RECORD EXTRACTS
------------------------------------------------

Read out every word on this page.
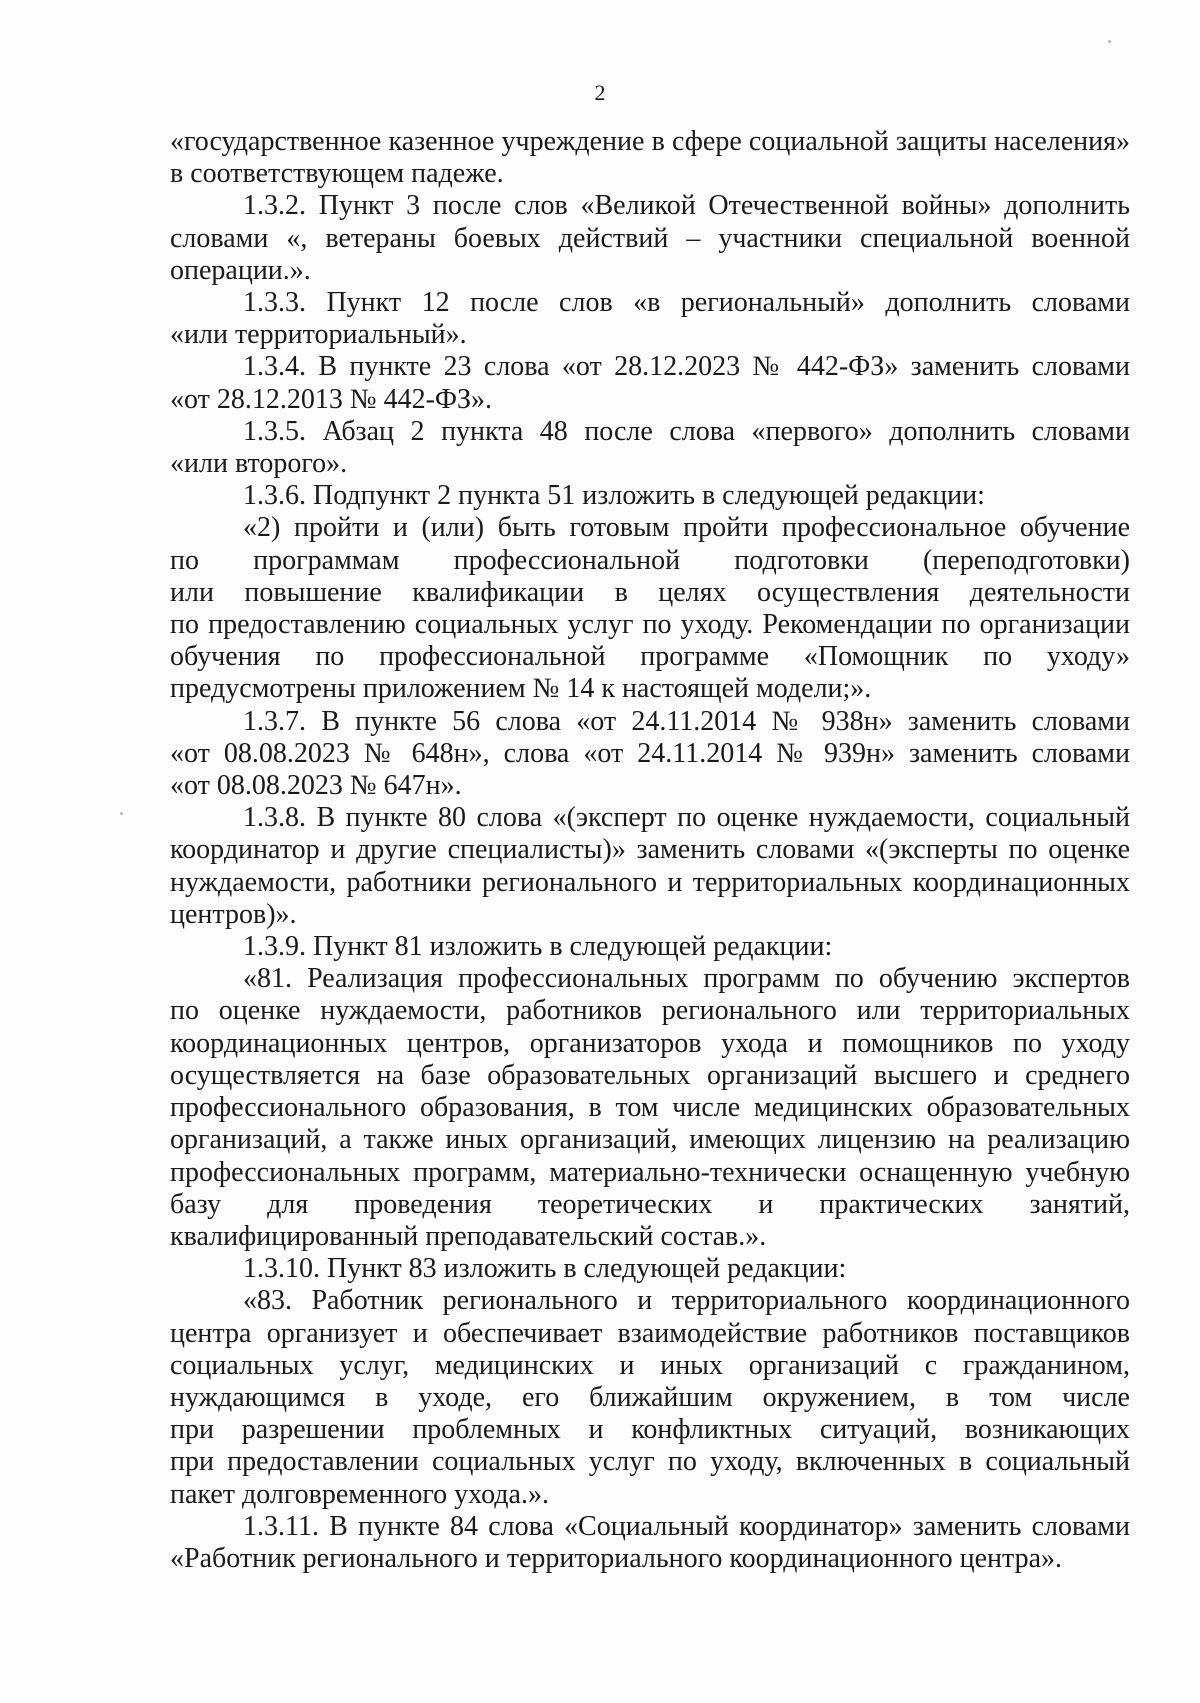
2
«государственное казенное учреждение в сфере социальной защиты населения»
в соответствующем падеже.
1.3.2. Пункт 3 после слов «Великой Отечественной войны» дополнить
словами «, ветераны боевых действий – участники специальной военной
операции.».
1.3.3. Пункт 12 после слов «в региональный» дополнить словами
«или территориальный».
1.3.4. В пункте 23 слова «от 28.12.2023 № 442-ФЗ» заменить словами
«от 28.12.2013 № 442-ФЗ».
1.3.5. Абзац 2 пункта 48 после слова «первого» дополнить словами
«или второго».
1.3.6. Подпункт 2 пункта 51 изложить в следующей редакции:
«2) пройти и (или) быть готовым пройти профессиональное обучение
по программам профессиональной подготовки (переподготовки)
или повышение квалификации в целях осуществления деятельности
по предоставлению социальных услуг по уходу. Рекомендации по организации
обучения по профессиональной программе «Помощник по уходу»
предусмотрены приложением № 14 к настоящей модели;».
1.3.7. В пункте 56 слова «от 24.11.2014 № 938н» заменить словами
«от 08.08.2023 № 648н», слова «от 24.11.2014 № 939н» заменить словами
«от 08.08.2023 № 647н».
1.3.8. В пункте 80 слова «(эксперт по оценке нуждаемости, социальный
координатор и другие специалисты)» заменить словами «(эксперты по оценке
нуждаемости, работники регионального и территориальных координационных
центров)».
1.3.9. Пункт 81 изложить в следующей редакции:
«81. Реализация профессиональных программ по обучению экспертов
по оценке нуждаемости, работников регионального или территориальных
координационных центров, организаторов ухода и помощников по уходу
осуществляется на базе образовательных организаций высшего и среднего
профессионального образования, в том числе медицинских образовательных
организаций, а также иных организаций, имеющих лицензию на реализацию
профессиональных программ, материально-технически оснащенную учебную
базу для проведения теоретических и практических занятий,
квалифицированный преподавательский состав.».
1.3.10. Пункт 83 изложить в следующей редакции:
«83. Работник регионального и территориального координационного
центра организует и обеспечивает взаимодействие работников поставщиков
социальных услуг, медицинских и иных организаций с гражданином,
нуждающимся в уходе, его ближайшим окружением, в том числе
при разрешении проблемных и конфликтных ситуаций, возникающих
при предоставлении социальных услуг по уходу, включенных в социальный
пакет долговременного ухода.».
1.3.11. В пункте 84 слова «Социальный координатор» заменить словами
«Работник регионального и территориального координационного центра».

------------------------------------------------

PROBLEM STATEMENT
Leave out the pictures and reproduce the rest of the listing exactly.

EXERCISE ANSWER
Read out every word on this page.
2
«государственное казенное учреждение в сфере социальной защиты населения»
в соответствующем падеже.
1.3.2. Пункт 3 после слов «Великой Отечественной войны» дополнить
словами «, ветераны боевых действий – участники специальной военной
операции.».
1.3.3. Пункт 12 после слов «в региональный» дополнить словами
«или территориальный».
1.3.4. В пункте 23 слова «от 28.12.2023 № 442-ФЗ» заменить словами
«от 28.12.2013 № 442-ФЗ».
1.3.5. Абзац 2 пункта 48 после слова «первого» дополнить словами
«или второго».
1.3.6. Подпункт 2 пункта 51 изложить в следующей редакции:
«2) пройти и (или) быть готовым пройти профессиональное обучение
по программам профессиональной подготовки (переподготовки)
или повышение квалификации в целях осуществления деятельности
по предоставлению социальных услуг по уходу. Рекомендации по организации
обучения по профессиональной программе «Помощник по уходу»
предусмотрены приложением № 14 к настоящей модели;».
1.3.7. В пункте 56 слова «от 24.11.2014 № 938н» заменить словами
«от 08.08.2023 № 648н», слова «от 24.11.2014 № 939н» заменить словами
«от 08.08.2023 № 647н».
1.3.8. В пункте 80 слова «(эксперт по оценке нуждаемости, социальный
координатор и другие специалисты)» заменить словами «(эксперты по оценке
нуждаемости, работники регионального и территориальных координационных
центров)».
1.3.9. Пункт 81 изложить в следующей редакции:
«81. Реализация профессиональных программ по обучению экспертов
по оценке нуждаемости, работников регионального или территориальных
координационных центров, организаторов ухода и помощников по уходу
осуществляется на базе образовательных организаций высшего и среднего
профессионального образования, в том числе медицинских образовательных
организаций, а также иных организаций, имеющих лицензию на реализацию
профессиональных программ, материально-технически оснащенную учебную
базу для проведения теоретических и практических занятий,
квалифицированный преподавательский состав.».
1.3.10. Пункт 83 изложить в следующей редакции:
«83. Работник регионального и территориального координационного
центра организует и обеспечивает взаимодействие работников поставщиков
социальных услуг, медицинских и иных организаций с гражданином,
нуждающимся в уходе, его ближайшим окружением, в том числе
при разрешении проблемных и конфликтных ситуаций, возникающих
при предоставлении социальных услуг по уходу, включенных в социальный
пакет долговременного ухода.».
1.3.11. В пункте 84 слова «Социальный координатор» заменить словами
«Работник регионального и территориального координационного центра».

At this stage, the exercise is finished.